== Challenge ==
Extract all lines containing "that".

BEGIN Records for the task

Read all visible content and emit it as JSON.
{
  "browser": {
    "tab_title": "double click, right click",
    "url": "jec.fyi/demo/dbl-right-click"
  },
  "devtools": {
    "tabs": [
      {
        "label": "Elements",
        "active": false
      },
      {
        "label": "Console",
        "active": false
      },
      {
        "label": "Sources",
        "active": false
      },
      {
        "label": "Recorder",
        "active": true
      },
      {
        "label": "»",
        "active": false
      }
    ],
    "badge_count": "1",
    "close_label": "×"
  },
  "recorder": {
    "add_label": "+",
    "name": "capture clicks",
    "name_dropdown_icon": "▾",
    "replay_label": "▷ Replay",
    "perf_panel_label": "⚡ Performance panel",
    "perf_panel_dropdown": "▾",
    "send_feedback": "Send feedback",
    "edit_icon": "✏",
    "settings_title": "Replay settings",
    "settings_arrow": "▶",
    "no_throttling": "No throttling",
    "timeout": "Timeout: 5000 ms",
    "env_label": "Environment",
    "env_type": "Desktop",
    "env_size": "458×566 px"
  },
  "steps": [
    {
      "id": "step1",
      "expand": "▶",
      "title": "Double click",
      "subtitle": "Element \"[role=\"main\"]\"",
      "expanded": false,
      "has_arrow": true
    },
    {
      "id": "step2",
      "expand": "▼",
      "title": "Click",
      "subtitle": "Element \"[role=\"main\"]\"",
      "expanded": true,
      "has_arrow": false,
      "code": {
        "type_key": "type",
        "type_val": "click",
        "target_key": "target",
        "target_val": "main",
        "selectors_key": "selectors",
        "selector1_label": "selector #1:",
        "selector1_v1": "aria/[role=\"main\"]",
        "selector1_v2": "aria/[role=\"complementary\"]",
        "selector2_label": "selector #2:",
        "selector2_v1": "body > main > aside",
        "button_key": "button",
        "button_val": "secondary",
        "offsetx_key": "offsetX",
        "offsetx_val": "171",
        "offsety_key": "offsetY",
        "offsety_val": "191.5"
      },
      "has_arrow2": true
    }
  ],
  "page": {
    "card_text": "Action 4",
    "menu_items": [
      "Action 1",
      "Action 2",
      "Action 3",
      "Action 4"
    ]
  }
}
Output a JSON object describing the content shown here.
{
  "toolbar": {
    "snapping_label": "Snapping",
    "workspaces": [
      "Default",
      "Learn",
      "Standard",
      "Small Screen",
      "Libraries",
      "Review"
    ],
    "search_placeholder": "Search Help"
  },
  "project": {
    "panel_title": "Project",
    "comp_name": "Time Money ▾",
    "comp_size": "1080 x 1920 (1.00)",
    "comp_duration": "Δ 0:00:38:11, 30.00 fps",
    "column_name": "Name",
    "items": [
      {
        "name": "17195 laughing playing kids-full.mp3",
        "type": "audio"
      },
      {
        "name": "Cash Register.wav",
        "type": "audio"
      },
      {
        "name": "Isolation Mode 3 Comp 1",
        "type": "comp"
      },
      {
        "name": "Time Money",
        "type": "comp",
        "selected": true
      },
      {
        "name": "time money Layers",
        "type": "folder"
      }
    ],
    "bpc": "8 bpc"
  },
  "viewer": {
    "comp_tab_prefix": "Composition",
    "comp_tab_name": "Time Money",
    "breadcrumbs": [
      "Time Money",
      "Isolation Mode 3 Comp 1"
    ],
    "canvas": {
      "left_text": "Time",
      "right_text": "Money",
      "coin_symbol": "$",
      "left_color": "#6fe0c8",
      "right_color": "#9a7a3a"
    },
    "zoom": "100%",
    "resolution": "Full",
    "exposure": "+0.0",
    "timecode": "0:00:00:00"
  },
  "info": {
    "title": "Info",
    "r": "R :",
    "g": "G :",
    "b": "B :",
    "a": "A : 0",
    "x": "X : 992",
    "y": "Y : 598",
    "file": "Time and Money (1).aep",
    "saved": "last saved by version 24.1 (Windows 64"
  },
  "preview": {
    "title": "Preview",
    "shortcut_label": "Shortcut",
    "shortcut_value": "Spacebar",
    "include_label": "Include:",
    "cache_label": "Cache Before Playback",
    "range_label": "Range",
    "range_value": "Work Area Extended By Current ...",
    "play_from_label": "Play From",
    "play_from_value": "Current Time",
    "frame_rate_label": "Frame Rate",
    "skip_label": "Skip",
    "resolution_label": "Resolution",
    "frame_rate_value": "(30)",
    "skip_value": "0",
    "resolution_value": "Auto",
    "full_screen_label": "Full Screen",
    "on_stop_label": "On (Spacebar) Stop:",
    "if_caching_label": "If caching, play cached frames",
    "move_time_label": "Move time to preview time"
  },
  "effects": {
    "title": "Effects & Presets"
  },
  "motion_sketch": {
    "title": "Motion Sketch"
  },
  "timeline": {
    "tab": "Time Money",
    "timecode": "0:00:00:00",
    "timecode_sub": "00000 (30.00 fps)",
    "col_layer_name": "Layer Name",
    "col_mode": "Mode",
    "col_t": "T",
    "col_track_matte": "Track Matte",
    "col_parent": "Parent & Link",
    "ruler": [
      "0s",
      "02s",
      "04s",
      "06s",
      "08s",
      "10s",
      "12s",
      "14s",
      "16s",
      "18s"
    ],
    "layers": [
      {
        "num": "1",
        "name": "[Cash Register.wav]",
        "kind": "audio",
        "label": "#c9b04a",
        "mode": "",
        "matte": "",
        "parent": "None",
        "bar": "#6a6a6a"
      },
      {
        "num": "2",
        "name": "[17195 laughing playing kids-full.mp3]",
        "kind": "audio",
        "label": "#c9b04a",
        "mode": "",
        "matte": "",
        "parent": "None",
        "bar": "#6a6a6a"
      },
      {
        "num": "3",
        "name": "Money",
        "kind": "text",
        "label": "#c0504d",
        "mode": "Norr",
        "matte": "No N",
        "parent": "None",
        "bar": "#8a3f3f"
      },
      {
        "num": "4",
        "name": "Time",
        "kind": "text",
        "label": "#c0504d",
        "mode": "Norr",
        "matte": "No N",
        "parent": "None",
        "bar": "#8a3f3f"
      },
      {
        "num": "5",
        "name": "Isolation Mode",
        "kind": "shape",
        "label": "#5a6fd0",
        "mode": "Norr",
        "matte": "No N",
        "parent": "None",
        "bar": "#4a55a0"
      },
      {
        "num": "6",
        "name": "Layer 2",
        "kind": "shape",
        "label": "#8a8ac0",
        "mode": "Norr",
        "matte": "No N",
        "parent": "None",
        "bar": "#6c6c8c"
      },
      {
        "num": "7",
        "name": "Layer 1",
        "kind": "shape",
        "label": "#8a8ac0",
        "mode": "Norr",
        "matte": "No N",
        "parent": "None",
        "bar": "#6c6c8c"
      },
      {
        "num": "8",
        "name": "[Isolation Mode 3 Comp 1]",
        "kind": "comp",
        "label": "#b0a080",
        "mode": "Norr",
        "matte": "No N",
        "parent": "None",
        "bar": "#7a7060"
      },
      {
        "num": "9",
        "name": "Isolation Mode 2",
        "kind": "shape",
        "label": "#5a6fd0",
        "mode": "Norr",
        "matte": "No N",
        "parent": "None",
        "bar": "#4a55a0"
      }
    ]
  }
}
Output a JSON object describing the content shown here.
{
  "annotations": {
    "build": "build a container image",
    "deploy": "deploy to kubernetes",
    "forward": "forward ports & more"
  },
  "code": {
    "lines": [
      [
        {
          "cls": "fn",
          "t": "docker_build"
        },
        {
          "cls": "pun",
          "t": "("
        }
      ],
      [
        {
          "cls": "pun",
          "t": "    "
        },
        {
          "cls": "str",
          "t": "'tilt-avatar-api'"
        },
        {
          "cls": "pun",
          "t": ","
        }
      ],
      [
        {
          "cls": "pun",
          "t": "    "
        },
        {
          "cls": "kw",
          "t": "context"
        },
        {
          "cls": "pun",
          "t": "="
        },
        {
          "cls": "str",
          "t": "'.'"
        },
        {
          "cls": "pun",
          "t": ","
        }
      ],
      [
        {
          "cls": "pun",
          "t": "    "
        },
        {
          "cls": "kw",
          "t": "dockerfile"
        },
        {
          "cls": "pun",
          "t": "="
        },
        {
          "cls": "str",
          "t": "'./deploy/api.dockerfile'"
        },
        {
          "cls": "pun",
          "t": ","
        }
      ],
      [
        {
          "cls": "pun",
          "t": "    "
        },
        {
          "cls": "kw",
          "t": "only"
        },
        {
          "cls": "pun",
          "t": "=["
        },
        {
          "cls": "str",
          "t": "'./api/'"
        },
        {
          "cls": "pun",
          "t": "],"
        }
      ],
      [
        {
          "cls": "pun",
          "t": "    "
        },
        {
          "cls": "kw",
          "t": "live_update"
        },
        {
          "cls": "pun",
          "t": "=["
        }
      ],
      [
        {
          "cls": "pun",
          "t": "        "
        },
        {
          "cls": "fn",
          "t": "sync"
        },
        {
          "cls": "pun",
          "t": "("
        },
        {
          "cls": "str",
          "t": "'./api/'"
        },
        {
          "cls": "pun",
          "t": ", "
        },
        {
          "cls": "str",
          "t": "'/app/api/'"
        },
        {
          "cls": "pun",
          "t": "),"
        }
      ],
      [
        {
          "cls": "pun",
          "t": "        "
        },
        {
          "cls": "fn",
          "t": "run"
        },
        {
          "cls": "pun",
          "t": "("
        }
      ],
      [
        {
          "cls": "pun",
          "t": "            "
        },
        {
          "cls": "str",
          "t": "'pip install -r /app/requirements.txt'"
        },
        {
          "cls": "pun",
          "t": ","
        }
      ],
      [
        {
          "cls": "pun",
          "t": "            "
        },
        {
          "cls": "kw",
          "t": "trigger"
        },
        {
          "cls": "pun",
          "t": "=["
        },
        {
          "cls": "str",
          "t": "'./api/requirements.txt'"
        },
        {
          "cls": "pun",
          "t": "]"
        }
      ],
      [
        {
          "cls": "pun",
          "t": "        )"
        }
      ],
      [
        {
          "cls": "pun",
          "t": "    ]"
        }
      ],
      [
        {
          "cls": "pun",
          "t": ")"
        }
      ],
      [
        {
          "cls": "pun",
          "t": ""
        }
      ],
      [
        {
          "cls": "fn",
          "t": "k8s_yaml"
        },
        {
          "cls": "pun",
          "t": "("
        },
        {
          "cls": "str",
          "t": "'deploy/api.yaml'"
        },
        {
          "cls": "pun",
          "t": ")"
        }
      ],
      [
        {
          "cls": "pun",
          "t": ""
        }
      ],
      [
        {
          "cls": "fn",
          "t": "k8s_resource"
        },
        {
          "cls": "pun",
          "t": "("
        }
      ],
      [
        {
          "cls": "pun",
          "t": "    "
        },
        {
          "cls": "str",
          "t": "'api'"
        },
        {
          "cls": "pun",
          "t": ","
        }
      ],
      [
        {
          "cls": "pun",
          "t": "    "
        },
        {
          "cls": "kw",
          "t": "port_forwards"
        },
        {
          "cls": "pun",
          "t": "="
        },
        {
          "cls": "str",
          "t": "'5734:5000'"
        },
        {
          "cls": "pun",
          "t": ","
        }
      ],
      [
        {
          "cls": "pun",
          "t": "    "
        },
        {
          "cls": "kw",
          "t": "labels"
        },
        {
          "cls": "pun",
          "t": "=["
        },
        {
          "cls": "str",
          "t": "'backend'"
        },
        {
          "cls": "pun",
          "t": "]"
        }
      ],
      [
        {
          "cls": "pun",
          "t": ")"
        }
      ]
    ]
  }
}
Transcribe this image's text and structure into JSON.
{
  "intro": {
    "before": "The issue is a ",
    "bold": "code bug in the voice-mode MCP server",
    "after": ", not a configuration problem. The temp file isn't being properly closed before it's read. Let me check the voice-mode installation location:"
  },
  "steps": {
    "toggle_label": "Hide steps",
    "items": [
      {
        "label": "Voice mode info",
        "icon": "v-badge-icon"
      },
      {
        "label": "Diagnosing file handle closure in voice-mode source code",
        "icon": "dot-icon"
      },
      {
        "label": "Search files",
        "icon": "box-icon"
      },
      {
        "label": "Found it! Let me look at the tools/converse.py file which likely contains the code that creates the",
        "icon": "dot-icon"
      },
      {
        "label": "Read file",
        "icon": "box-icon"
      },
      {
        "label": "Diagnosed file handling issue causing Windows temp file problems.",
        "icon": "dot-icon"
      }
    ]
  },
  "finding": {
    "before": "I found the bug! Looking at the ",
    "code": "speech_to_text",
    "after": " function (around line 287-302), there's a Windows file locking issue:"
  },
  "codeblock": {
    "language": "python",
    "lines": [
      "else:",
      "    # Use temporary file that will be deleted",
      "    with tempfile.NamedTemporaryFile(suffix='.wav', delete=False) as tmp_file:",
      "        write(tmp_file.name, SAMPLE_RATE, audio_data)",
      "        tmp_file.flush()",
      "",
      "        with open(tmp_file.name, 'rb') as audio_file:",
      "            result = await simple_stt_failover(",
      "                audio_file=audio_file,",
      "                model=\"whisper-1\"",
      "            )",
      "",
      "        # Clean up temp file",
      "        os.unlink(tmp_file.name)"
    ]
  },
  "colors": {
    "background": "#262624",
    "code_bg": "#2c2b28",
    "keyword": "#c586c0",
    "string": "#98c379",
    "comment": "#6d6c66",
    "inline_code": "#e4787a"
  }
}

END Records for the task

== Answer for the task ==
        "label": "Found it! Let me look at the tools/converse.py file which likely contains the code that creates the",
      "    # Use temporary file that will be deleted",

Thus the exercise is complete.